● GOAL OF THE EXERCISE
Send each entry back exactly as given, pictures excluded.

▼

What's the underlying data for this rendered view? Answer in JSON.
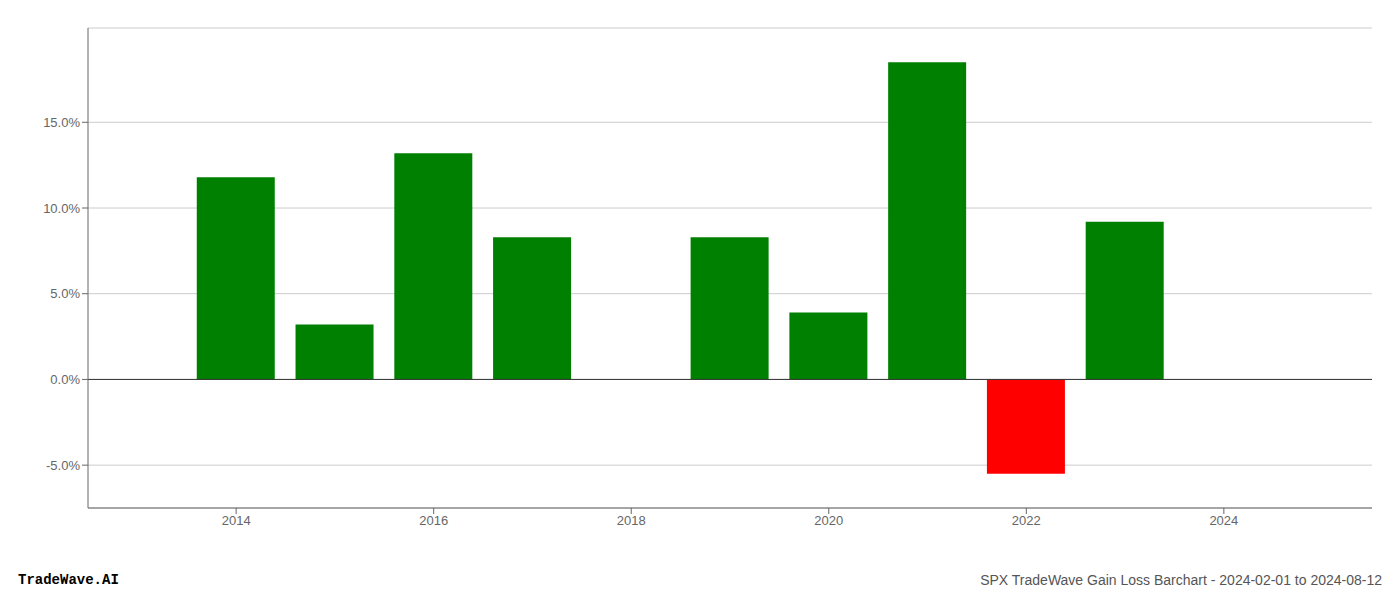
{
  "chart_data": {
    "type": "bar",
    "x": [
      2014,
      2015,
      2016,
      2017,
      2019,
      2020,
      2021,
      2022,
      2023
    ],
    "values": [
      0.118,
      0.032,
      0.132,
      0.083,
      0.083,
      0.039,
      0.185,
      -0.055,
      0.092
    ],
    "colors": [
      "#008000",
      "#008000",
      "#008000",
      "#008000",
      "#008000",
      "#008000",
      "#008000",
      "#ff0000",
      "#008000"
    ],
    "xlim": [
      2012.5,
      2025.5
    ],
    "ylim": [
      -0.075,
      0.205
    ],
    "xticks": [
      2014,
      2016,
      2018,
      2020,
      2022,
      2024
    ],
    "yticks": [
      {
        "value": -0.05,
        "label": "-5.0%"
      },
      {
        "value": 0.0,
        "label": "0.0%"
      },
      {
        "value": 0.05,
        "label": "5.0%"
      },
      {
        "value": 0.1,
        "label": "10.0%"
      },
      {
        "value": 0.15,
        "label": "15.0%"
      }
    ],
    "grid": "y",
    "annotations": [
      "TradeWave.AI",
      "SPX TradeWave Gain Loss Barchart - 2024-02-01 to 2024-08-12"
    ]
  }
}
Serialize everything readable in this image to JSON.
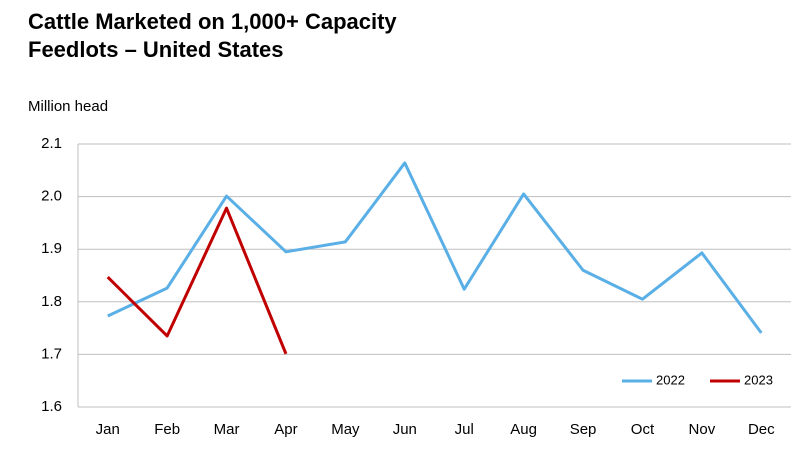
{
  "chart_data": {
    "type": "line",
    "title": "Cattle Marketed on 1,000+ Capacity Feedlots – United States",
    "y_label": "Million head",
    "categories": [
      "Jan",
      "Feb",
      "Mar",
      "Apr",
      "May",
      "Jun",
      "Jul",
      "Aug",
      "Sep",
      "Oct",
      "Nov",
      "Dec"
    ],
    "series": [
      {
        "name": "2022",
        "color": "#5aafe6",
        "values": [
          1.773,
          1.826,
          2.001,
          1.895,
          1.914,
          2.064,
          1.824,
          2.005,
          1.86,
          1.805,
          1.893,
          1.741
        ]
      },
      {
        "name": "2023",
        "color": "#c00000",
        "values": [
          1.847,
          1.735,
          1.978,
          1.701,
          null,
          null,
          null,
          null,
          null,
          null,
          null,
          null
        ]
      }
    ],
    "ylim": [
      1.6,
      2.1
    ],
    "yticks": [
      1.6,
      1.7,
      1.8,
      1.9,
      {
        "value": 2,
        "label": "2.0"
      },
      2.1
    ],
    "grid": true,
    "legend": "bottom-right"
  }
}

▲

● REPLY
What's the underlying data for this rendered view? Answer in JSON.
{
  "chart_data": {
    "type": "bar",
    "x": [
      2014,
      2015,
      2016,
      2017,
      2019,
      2020,
      2021,
      2022,
      2023
    ],
    "values": [
      0.118,
      0.032,
      0.132,
      0.083,
      0.083,
      0.039,
      0.185,
      -0.055,
      0.092
    ],
    "colors": [
      "#008000",
      "#008000",
      "#008000",
      "#008000",
      "#008000",
      "#008000",
      "#008000",
      "#ff0000",
      "#008000"
    ],
    "xlim": [
      2012.5,
      2025.5
    ],
    "ylim": [
      -0.075,
      0.205
    ],
    "xticks": [
      2014,
      2016,
      2018,
      2020,
      2022,
      2024
    ],
    "yticks": [
      {
        "value": -0.05,
        "label": "-5.0%"
      },
      {
        "value": 0.0,
        "label": "0.0%"
      },
      {
        "value": 0.05,
        "label": "5.0%"
      },
      {
        "value": 0.1,
        "label": "10.0%"
      },
      {
        "value": 0.15,
        "label": "15.0%"
      }
    ],
    "grid": "y",
    "annotations": [
      "TradeWave.AI",
      "SPX TradeWave Gain Loss Barchart - 2024-02-01 to 2024-08-12"
    ]
  }
}
Serialize everything readable in this image to JSON.
{
  "chart_data": {
    "type": "line",
    "title": "Cattle Marketed on 1,000+ Capacity Feedlots – United States",
    "y_label": "Million head",
    "categories": [
      "Jan",
      "Feb",
      "Mar",
      "Apr",
      "May",
      "Jun",
      "Jul",
      "Aug",
      "Sep",
      "Oct",
      "Nov",
      "Dec"
    ],
    "series": [
      {
        "name": "2022",
        "color": "#5aafe6",
        "values": [
          1.773,
          1.826,
          2.001,
          1.895,
          1.914,
          2.064,
          1.824,
          2.005,
          1.86,
          1.805,
          1.893,
          1.741
        ]
      },
      {
        "name": "2023",
        "color": "#c00000",
        "values": [
          1.847,
          1.735,
          1.978,
          1.701,
          null,
          null,
          null,
          null,
          null,
          null,
          null,
          null
        ]
      }
    ],
    "ylim": [
      1.6,
      2.1
    ],
    "yticks": [
      1.6,
      1.7,
      1.8,
      1.9,
      {
        "value": 2,
        "label": "2.0"
      },
      2.1
    ],
    "grid": true,
    "legend": "bottom-right"
  }
}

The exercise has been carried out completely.